>> START Record excerpts
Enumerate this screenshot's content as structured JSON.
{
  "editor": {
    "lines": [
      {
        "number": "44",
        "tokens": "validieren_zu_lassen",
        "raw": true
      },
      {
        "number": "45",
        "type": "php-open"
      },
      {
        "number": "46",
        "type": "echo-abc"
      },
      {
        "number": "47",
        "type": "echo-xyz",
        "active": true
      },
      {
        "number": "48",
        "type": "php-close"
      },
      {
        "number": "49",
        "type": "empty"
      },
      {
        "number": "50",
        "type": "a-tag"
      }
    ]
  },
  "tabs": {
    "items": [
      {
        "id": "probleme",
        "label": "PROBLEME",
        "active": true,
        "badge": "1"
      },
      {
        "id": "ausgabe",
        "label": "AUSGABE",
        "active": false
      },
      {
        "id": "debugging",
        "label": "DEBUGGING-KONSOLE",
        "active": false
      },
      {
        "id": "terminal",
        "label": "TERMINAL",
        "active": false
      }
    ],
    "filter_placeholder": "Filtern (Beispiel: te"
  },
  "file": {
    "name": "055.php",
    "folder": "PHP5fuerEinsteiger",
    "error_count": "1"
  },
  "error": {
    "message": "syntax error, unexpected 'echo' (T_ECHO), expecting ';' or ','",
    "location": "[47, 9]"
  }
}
>> END Record excerpts
• **Exercise**
Repeat each of the entries above precisely as given.

• **Task answer**
Enumerate this screenshot's content as structured JSON.
{
  "editor": {
    "lines": [
      {
        "number": "44",
        "tokens": "validieren_zu_lassen",
        "raw": true
      },
      {
        "number": "45",
        "type": "php-open"
      },
      {
        "number": "46",
        "type": "echo-abc"
      },
      {
        "number": "47",
        "type": "echo-xyz",
        "active": true
      },
      {
        "number": "48",
        "type": "php-close"
      },
      {
        "number": "49",
        "type": "empty"
      },
      {
        "number": "50",
        "type": "a-tag"
      }
    ]
  },
  "tabs": {
    "items": [
      {
        "id": "probleme",
        "label": "PROBLEME",
        "active": true,
        "badge": "1"
      },
      {
        "id": "ausgabe",
        "label": "AUSGABE",
        "active": false
      },
      {
        "id": "debugging",
        "label": "DEBUGGING-KONSOLE",
        "active": false
      },
      {
        "id": "terminal",
        "label": "TERMINAL",
        "active": false
      }
    ],
    "filter_placeholder": "Filtern (Beispiel: te"
  },
  "file": {
    "name": "055.php",
    "folder": "PHP5fuerEinsteiger",
    "error_count": "1"
  },
  "error": {
    "message": "syntax error, unexpected 'echo' (T_ECHO), expecting ';' or ','",
    "location": "[47, 9]"
  }
}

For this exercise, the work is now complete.